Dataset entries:
%%
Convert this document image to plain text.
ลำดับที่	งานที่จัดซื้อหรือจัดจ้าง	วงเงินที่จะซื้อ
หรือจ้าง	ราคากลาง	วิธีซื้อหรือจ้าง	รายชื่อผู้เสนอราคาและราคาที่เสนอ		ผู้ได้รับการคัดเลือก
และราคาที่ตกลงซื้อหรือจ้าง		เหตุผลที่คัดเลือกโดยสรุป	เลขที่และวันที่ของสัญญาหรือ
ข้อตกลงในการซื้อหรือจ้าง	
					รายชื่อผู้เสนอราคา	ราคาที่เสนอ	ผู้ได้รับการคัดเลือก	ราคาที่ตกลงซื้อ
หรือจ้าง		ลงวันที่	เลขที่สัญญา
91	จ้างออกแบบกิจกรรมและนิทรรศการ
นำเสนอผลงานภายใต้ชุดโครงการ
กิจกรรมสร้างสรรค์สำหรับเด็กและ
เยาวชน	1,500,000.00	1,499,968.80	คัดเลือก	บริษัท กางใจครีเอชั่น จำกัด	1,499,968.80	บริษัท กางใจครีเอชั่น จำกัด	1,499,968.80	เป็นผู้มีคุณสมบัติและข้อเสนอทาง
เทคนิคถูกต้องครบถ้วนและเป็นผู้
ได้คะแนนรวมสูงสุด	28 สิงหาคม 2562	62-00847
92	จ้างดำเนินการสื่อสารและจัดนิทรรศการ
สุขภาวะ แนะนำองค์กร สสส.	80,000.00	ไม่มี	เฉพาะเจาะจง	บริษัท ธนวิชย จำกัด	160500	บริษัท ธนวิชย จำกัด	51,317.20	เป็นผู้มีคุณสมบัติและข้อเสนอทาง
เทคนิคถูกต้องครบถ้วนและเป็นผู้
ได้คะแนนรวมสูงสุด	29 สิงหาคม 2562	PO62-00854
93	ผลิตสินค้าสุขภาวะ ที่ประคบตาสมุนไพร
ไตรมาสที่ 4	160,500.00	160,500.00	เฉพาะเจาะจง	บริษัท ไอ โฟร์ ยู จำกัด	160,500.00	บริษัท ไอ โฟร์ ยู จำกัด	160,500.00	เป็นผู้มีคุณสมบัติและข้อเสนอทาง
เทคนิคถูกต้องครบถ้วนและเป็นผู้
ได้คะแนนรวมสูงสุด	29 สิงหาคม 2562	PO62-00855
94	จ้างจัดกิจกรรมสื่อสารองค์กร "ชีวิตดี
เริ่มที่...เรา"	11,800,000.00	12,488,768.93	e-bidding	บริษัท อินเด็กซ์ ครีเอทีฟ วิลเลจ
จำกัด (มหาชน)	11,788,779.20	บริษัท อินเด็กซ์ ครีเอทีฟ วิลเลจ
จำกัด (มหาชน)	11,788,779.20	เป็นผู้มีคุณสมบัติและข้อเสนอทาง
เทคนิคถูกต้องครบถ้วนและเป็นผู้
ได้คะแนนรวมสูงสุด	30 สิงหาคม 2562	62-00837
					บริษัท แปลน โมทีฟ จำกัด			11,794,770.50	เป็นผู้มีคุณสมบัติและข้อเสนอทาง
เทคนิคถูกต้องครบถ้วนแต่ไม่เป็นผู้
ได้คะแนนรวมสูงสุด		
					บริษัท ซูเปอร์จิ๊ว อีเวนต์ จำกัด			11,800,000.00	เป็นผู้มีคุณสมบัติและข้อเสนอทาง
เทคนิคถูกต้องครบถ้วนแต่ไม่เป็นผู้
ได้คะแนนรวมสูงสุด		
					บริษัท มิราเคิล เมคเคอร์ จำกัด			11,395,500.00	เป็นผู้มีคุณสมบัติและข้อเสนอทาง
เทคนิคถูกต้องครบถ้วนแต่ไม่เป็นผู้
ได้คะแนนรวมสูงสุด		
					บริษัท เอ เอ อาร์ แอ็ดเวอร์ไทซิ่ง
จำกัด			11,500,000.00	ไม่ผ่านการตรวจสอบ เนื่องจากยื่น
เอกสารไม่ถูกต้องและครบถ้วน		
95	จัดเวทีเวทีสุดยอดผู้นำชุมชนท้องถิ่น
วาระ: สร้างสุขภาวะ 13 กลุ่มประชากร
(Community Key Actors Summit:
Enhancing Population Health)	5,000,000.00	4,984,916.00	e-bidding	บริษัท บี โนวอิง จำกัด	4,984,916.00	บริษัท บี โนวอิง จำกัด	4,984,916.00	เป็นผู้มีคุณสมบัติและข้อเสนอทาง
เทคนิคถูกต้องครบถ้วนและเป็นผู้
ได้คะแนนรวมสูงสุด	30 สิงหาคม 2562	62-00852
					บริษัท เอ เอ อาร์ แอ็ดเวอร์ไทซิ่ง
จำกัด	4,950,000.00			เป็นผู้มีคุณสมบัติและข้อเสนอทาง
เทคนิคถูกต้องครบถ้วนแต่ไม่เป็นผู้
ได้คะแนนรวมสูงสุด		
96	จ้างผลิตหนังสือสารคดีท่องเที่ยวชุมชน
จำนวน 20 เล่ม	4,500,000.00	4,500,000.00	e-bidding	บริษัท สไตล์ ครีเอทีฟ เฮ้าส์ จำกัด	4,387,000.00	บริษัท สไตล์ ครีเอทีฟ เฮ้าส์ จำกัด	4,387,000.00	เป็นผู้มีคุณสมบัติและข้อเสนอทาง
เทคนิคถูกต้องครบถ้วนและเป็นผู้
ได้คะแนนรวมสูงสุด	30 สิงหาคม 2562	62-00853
%%
The lines above should be duplicated exactly.

### RESULT BELOW
Convert this document image to plain text.
ลำดับที่	งานที่จัดซื้อหรือจัดจ้าง	วงเงินที่จะซื้อ
หรือจ้าง	ราคากลาง	วิธีซื้อหรือจ้าง	รายชื่อผู้เสนอราคาและราคาที่เสนอ		ผู้ได้รับการคัดเลือก
และราคาที่ตกลงซื้อหรือจ้าง		เหตุผลที่คัดเลือกโดยสรุป	เลขที่และวันที่ของสัญญาหรือ
ข้อตกลงในการซื้อหรือจ้าง	
					รายชื่อผู้เสนอราคา	ราคาที่เสนอ	ผู้ได้รับการคัดเลือก	ราคาที่ตกลงซื้อ
หรือจ้าง		ลงวันที่	เลขที่สัญญา
91	จ้างออกแบบกิจกรรมและนิทรรศการ
นำเสนอผลงานภายใต้ชุดโครงการ
กิจกรรมสร้างสรรค์สำหรับเด็กและ
เยาวชน	1,500,000.00	1,499,968.80	คัดเลือก	บริษัท กางใจครีเอชั่น จำกัด	1,499,968.80	บริษัท กางใจครีเอชั่น จำกัด	1,499,968.80	เป็นผู้มีคุณสมบัติและข้อเสนอทาง
เทคนิคถูกต้องครบถ้วนและเป็นผู้
ได้คะแนนรวมสูงสุด	28 สิงหาคม 2562	62-00847
92	จ้างดำเนินการสื่อสารและจัดนิทรรศการ
สุขภาวะ แนะนำองค์กร สสส.	80,000.00	ไม่มี	เฉพาะเจาะจง	บริษัท ธนวิชย จำกัด	160500	บริษัท ธนวิชย จำกัด	51,317.20	เป็นผู้มีคุณสมบัติและข้อเสนอทาง
เทคนิคถูกต้องครบถ้วนและเป็นผู้
ได้คะแนนรวมสูงสุด	29 สิงหาคม 2562	PO62-00854
93	ผลิตสินค้าสุขภาวะ ที่ประคบตาสมุนไพร
ไตรมาสที่ 4	160,500.00	160,500.00	เฉพาะเจาะจง	บริษัท ไอ โฟร์ ยู จำกัด	160,500.00	บริษัท ไอ โฟร์ ยู จำกัด	160,500.00	เป็นผู้มีคุณสมบัติและข้อเสนอทาง
เทคนิคถูกต้องครบถ้วนและเป็นผู้
ได้คะแนนรวมสูงสุด	29 สิงหาคม 2562	PO62-00855
94	จ้างจัดกิจกรรมสื่อสารองค์กร "ชีวิตดี
เริ่มที่...เรา"	11,800,000.00	12,488,768.93	e-bidding	บริษัท อินเด็กซ์ ครีเอทีฟ วิลเลจ
จำกัด (มหาชน)	11,788,779.20	บริษัท อินเด็กซ์ ครีเอทีฟ วิลเลจ
จำกัด (มหาชน)	11,788,779.20	เป็นผู้มีคุณสมบัติและข้อเสนอทาง
เทคนิคถูกต้องครบถ้วนและเป็นผู้
ได้คะแนนรวมสูงสุด	30 สิงหาคม 2562	62-00837
					บริษัท แปลน โมทีฟ จำกัด			11,794,770.50	เป็นผู้มีคุณสมบัติและข้อเสนอทาง
เทคนิคถูกต้องครบถ้วนแต่ไม่เป็นผู้
ได้คะแนนรวมสูงสุด		
					บริษัท ซูเปอร์จิ๊ว อีเวนต์ จำกัด			11,800,000.00	เป็นผู้มีคุณสมบัติและข้อเสนอทาง
เทคนิคถูกต้องครบถ้วนแต่ไม่เป็นผู้
ได้คะแนนรวมสูงสุด		
					บริษัท มิราเคิล เมคเคอร์ จำกัด			11,395,500.00	เป็นผู้มีคุณสมบัติและข้อเสนอทาง
เทคนิคถูกต้องครบถ้วนแต่ไม่เป็นผู้
ได้คะแนนรวมสูงสุด		
					บริษัท เอ เอ อาร์ แอ็ดเวอร์ไทซิ่ง
จำกัด			11,500,000.00	ไม่ผ่านการตรวจสอบ เนื่องจากยื่น
เอกสารไม่ถูกต้องและครบถ้วน		
95	จัดเวทีเวทีสุดยอดผู้นำชุมชนท้องถิ่น
วาระ: สร้างสุขภาวะ 13 กลุ่มประชากร
(Community Key Actors Summit:
Enhancing Population Health)	5,000,000.00	4,984,916.00	e-bidding	บริษัท บี โนวอิง จำกัด	4,984,916.00	บริษัท บี โนวอิง จำกัด	4,984,916.00	เป็นผู้มีคุณสมบัติและข้อเสนอทาง
เทคนิคถูกต้องครบถ้วนและเป็นผู้
ได้คะแนนรวมสูงสุด	30 สิงหาคม 2562	62-00852
					บริษัท เอ เอ อาร์ แอ็ดเวอร์ไทซิ่ง
จำกัด	4,950,000.00			เป็นผู้มีคุณสมบัติและข้อเสนอทาง
เทคนิคถูกต้องครบถ้วนแต่ไม่เป็นผู้
ได้คะแนนรวมสูงสุด		
96	จ้างผลิตหนังสือสารคดีท่องเที่ยวชุมชน
จำนวน 20 เล่ม	4,500,000.00	4,500,000.00	e-bidding	บริษัท สไตล์ ครีเอทีฟ เฮ้าส์ จำกัด	4,387,000.00	บริษัท สไตล์ ครีเอทีฟ เฮ้าส์ จำกัด	4,387,000.00	เป็นผู้มีคุณสมบัติและข้อเสนอทาง
เทคนิคถูกต้องครบถ้วนและเป็นผู้
ได้คะแนนรวมสูงสุด	30 สิงหาคม 2562	62-00853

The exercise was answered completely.